### BEREITGESTELLTER TEXT:
========================================

Jetzt reg Onkel Quanti nicht weiter auf, sonst bekommt er herzinfakt 

Und die Leute und besonders Quanti haben viel ahnung, du kannst deren Worte vertrauen schenken.


----------



## jack56 (30. Juli 2013)

*AW: Aufrüsten oder Neukauf*



quantenslipstream schrieb:


> du willst dir ein Singel GPU System kaufen, das unter Last keine 300 Watt benötigt.
> Wieso also willst du dann ein 700 Watt Netzteil haben? Wieso bist du der Meinung, dass du das brauchst?


 
wegen hardwareversand-pckonfigurator
ich frag da mal nach was das soll
bis später


----------



## der pc-nutzer (30. Juli 2013)

*AW: Aufrüsten oder Neukauf*



jack56 schrieb:


> wegen hardwareversand-pckonfigurator


 
vertrau ihm nicht, vertrau quanti


----------



## quantenslipstream (30. Juli 2013)

*AW: Aufrüsten oder Neukauf*

Und ich habe dir schon gesagt, dass der Konfigurator nichts taugt, denn der muss auch billig Netzteile mit einschließen, die nur die Hälfte von dem leisten, was drauf steht.
Aus dem gleichen Grund drucken Grafikkartenhersteller Netzteilempfehlungen von 600 Watt auf ihre Packungen.

Die tatsächliche Leistungsaufnahme kann man aber messen und sie zeigt, dass ein so großen Netzteil überflüssig ist.


----------



## jack56 (30. Juli 2013)

*AW: Aufrüsten oder Neukauf*

E-Mail an HWV wurde gesendet
bin mal gespannt was die mir antworten


----------



## quantenslipstream (30. Juli 2013)

*AW: Aufrüsten oder Neukauf*

Was fragst du denn?


----------



## type_o (30. Juli 2013)

*AW: Aufrüsten oder Neukauf*

 
Ich hau mich weg! Er vertraut eher einem Konfigurator, welcher Chinaböller-NT's mit einrechnet, als der Meinung von erfahrenen Usern! 
Dein Sys braucht keine 400W!!! Bei einem Marken-NT ist dies ausreichend, aber bei einem Chinaböller wird gern von dem Konfigurator das doppelte verlangt! 

MfG type_o


----------



## Monsjo (30. Juli 2013)

*AW: Aufrüsten oder Neukauf*



type_o schrieb:


> MfG type_o


 
Das passt grad gar nicht.

========================================

### ZU ERLEDIGENDE AUFGABEN:
a) Beantworte anhand der Forumsdiskussion über das Netzteil diese Fragen:
(i) Wie viel Leistung benötigt das Single-GPU-System laut quantenslipstream unter Last?
(ii) Welche Netzteilempfehlung drucken Grafikkartenhersteller laut quantenslipstream auf ihre Packungen?
(iii) An wen hat jack56 eine E-Mail gesendet?
b) Führe die Forumsdiskussion über das Netzteil im Anschluss an ihren letzten Beitrag weiter.
Die Daten haben hiermit nichts zu tun.

[Datensätze aus einer Datenquelle]
========================================

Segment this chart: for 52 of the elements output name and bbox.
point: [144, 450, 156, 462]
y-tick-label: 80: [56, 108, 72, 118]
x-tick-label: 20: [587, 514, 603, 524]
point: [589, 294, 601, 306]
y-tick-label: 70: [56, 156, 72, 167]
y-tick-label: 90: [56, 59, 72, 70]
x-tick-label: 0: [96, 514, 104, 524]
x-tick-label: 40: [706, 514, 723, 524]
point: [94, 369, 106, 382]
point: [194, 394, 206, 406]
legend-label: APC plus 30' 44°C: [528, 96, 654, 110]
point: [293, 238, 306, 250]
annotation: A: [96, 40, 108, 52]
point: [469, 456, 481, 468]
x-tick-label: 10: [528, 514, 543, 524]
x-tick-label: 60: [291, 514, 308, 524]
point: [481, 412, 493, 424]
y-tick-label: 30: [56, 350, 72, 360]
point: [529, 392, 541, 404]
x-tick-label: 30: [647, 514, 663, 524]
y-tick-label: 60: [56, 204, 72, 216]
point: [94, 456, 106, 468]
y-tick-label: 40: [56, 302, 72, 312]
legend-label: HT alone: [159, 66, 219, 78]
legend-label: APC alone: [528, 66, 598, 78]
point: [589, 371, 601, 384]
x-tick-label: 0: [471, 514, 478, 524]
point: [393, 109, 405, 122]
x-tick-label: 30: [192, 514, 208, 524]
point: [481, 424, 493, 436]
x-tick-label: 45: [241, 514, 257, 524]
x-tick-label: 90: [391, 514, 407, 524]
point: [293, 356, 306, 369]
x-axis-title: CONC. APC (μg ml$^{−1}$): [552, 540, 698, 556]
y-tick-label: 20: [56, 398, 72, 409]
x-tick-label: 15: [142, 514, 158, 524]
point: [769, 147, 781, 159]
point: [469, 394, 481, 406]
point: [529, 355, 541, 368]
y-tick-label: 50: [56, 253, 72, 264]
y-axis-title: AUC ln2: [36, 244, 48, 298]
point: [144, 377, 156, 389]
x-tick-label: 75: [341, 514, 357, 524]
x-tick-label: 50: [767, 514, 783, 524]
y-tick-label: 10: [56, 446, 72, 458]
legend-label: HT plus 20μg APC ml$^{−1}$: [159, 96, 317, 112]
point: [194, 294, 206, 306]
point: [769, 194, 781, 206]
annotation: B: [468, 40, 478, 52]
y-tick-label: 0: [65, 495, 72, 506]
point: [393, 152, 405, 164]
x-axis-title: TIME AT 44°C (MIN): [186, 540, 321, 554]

========================================

### ERGEBNISSE JE AUFGABE:
a)
(i) Keine 300 Watt.
(ii) 600 Watt.
(iii) An HWV.

b)
----------



## jack56 (30. Juli 2013)

*AW: Aufrüsten oder Neukauf*



quantenslipstream schrieb:


> Was fragst du denn?



Original-Mail

Hallo,

ich möchte gerne wissen warum der PC-Konfigurator so eingestellt ist das wenn ich eine GTX770 wähle ich nur Netzteile ab 600W auswählen kann.

Mir wird nämlich in einem Computer-Forum geraten zu einer GTX770 ein 480W Netzteil zu nehmen, da dieses derer Meinung nach völlig ausreicht.


----------



## Monsjo (30. Juli 2013)

*AW: Aufrüsten oder Neukauf*

Nochmal für Dumme: 
Die müssen damit Rechnen das du an deinem Chinaböller-NT 10 Festplatten und drölfzig Lüfter anschließt.


----------



## type_o (30. Juli 2013)

*AW: Aufrüsten oder Neukauf*



Monsjo schrieb:


> Nochmal für Dumme:
> Die müssen damit Rechnen das du an deinem Chinaböller-NT 10 Festplatten und drölfzig Lüfter anschließt.


 Die Verkabelung will ich dann aber auch ordentlich sehen!  

MfG type_o


----------



## quantenslipstream (30. Juli 2013)

*AW: Aufrüsten oder Neukauf*



jack56 schrieb:


> Original-Mail
> 
> Hallo,
> 
> ...


 
glaubst du echt, dass du eine andere Antwort bekommen wirst als die Standard Antwort, die ich dir auch schon genannt habe?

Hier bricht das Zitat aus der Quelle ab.